[Extracted material]
-------

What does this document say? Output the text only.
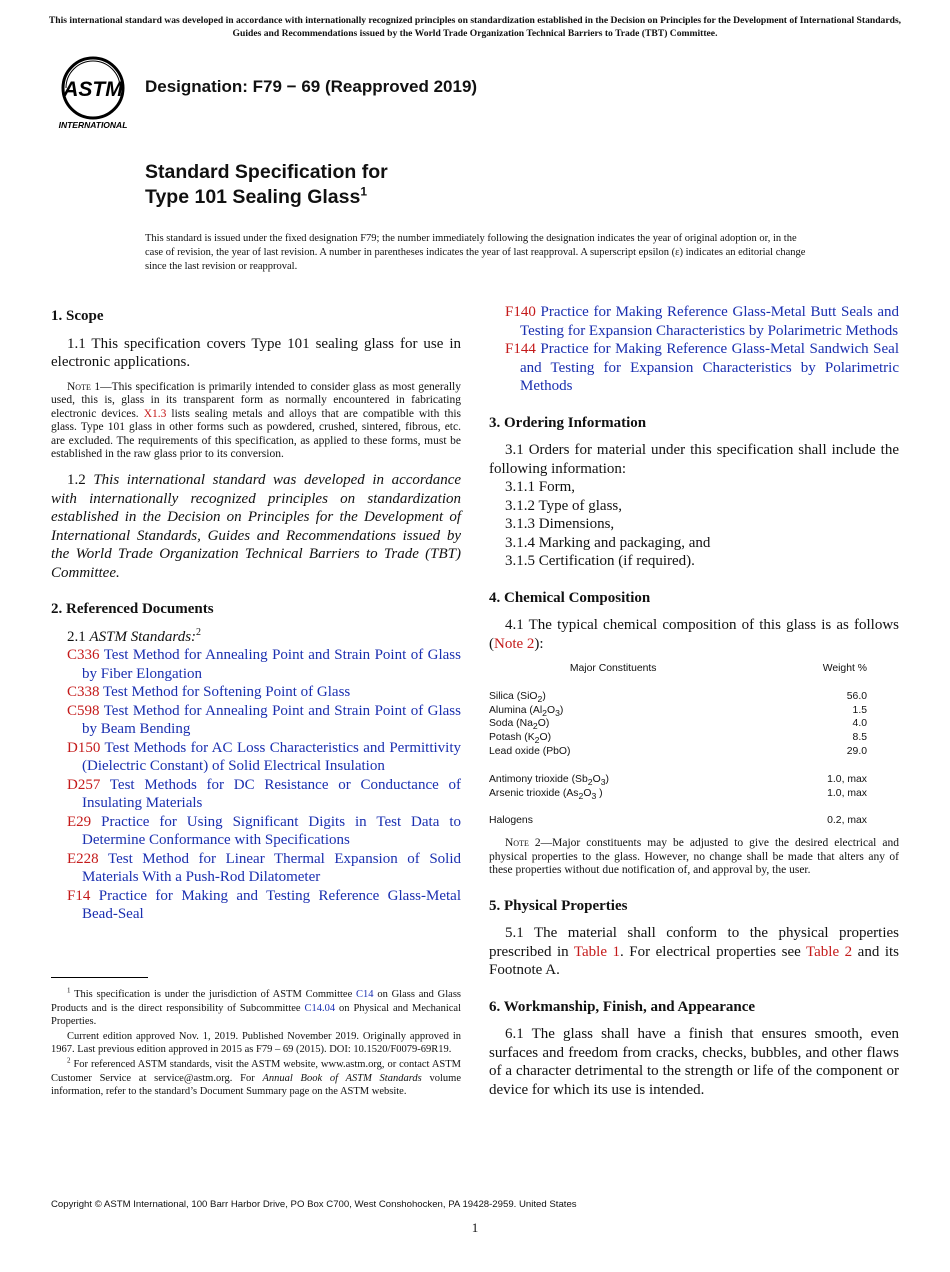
This international standard was developed in accordance with internationally recognized principles on standardization established in the Decision on Principles for the Development of International Standards, Guides and Recommendations issued by the World Trade Organization Technical Barriers to Trade (TBT) Committee.
ASTM
INTERNATIONAL
Designation: F79 − 69 (Reapproved 2019)
Standard Specification for
Type 101 Sealing Glass$^1$
This standard is issued under the fixed designation F79; the number immediately following the designation indicates the year of original adoption or, in the case of revision, the year of last revision. A number in parentheses indicates the year of last reapproval. A superscript epsilon (ε) indicates an editorial change since the last revision or reapproval.
1. Scope

1.1 This specification covers Type 101 sealing glass for use in electronic applications.

Note 1—This specification is primarily intended to consider glass as most generally used, this is, glass in its transparent form as normally encountered in fabricating electronic devices. X1.3 lists sealing metals and alloys that are compatible with this glass. Type 101 glass in other forms such as powdered, crushed, sintered, fibrous, etc. are excluded. The requirements of this specification, as applied to these forms, must be established in the raw glass prior to its conversion.

1.2 This international standard was developed in accordance with internationally recognized principles on standardization established in the Decision on Principles for the Development of International Standards, Guides and Recommendations issued by the World Trade Organization Technical Barriers to Trade (TBT) Committee.

2. Referenced Documents

2.1 ASTM Standards:$^2$

C336 Test Method for Annealing Point and Strain Point of Glass by Fiber Elongation

C338 Test Method for Softening Point of Glass

C598 Test Method for Annealing Point and Strain Point of Glass by Beam Bending

D150 Test Methods for AC Loss Characteristics and Permittivity (Dielectric Constant) of Solid Electrical Insulation

D257 Test Methods for DC Resistance or Conductance of Insulating Materials

E29 Practice for Using Significant Digits in Test Data to Determine Conformance with Specifications

E228 Test Method for Linear Thermal Expansion of Solid Materials With a Push-Rod Dilatometer

F14 Practice for Making and Testing Reference Glass-Metal Bead-Seal

F140 Practice for Making Reference Glass-Metal Butt Seals and Testing for Expansion Characteristics by Polarimetric Methods

F144 Practice for Making Reference Glass-Metal Sandwich Seal and Testing for Expansion Characteristics by Polarimetric Methods

3. Ordering Information

3.1 Orders for material under this specification shall include the following information:

3.1.1 Form,

3.1.2 Type of glass,

3.1.3 Dimensions,

3.1.4 Marking and packaging, and

3.1.5 Certification (if required).

4. Chemical Composition

4.1 The typical chemical composition of this glass is as follows (Note 2):

Major Constituents	Weight %
Silica (SiO$_2$)	56.0
Alumina $(Al_2O_3)$	1.5
Soda $(Na_2O)$	4.0
Potash $(K_2O)$	8.5
Lead oxide (PbO)	29.0

Antimony trioxide $(Sb_2O_3)$	1.0, max
Arsenic trioxide ($As_2O_3$ )	1.0, max

Halogens	0.2, max
Note 2—Major constituents may be adjusted to give the desired electrical and physical properties to the glass. However, no change shall be made that alters any of these properties without due notification of, and approval by, the user.
5. Physical Properties

5.1 The material shall conform to the physical properties prescribed in Table 1. For electrical properties see Table 2 and its Footnote A.

6. Workmanship, Finish, and Appearance

6.1 The glass shall have a finish that ensures smooth, even surfaces and freedom from cracks, checks, bubbles, and other flaws of a character detrimental to the strength or life of the component or device for which its use is intended.

$^1$ This specification is under the jurisdiction of ASTM Committee C14 on Glass and Glass Products and is the direct responsibility of Subcommittee C14.04 on Physical and Mechanical Properties.

Current edition approved Nov. 1, 2019. Published November 2019. Originally approved in 1967. Last previous edition approved in 2015 as F79 – 69 (2015). DOI: 10.1520/F0079-69R19.

$^2$ For referenced ASTM standards, visit the ASTM website, www.astm.org, or contact ASTM Customer Service at service@astm.org. For Annual Book of ASTM Standards volume information, refer to the standard’s Document Summary page on the ASTM website.

Copyright © ASTM International, 100 Barr Harbor Drive, PO Box C700, West Conshohocken, PA 19428-2959. United States
1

-------

[Short exercise] Extract each line holding the word "Trade" from the records.

[Solution]
This international standard was developed in accordance with internationally recognized principles on standardization established in the Decision on Principles for the Development of International Standards, Guides and Recommendations issued by the World Trade Organization Technical Barriers to Trade (TBT) Committee.
1.2 This international standard was developed in accordance with internationally recognized principles on standardization established in the Decision on Principles for the Development of International Standards, Guides and Recommendations issued by the World Trade Organization Technical Barriers to Trade (TBT) Committee.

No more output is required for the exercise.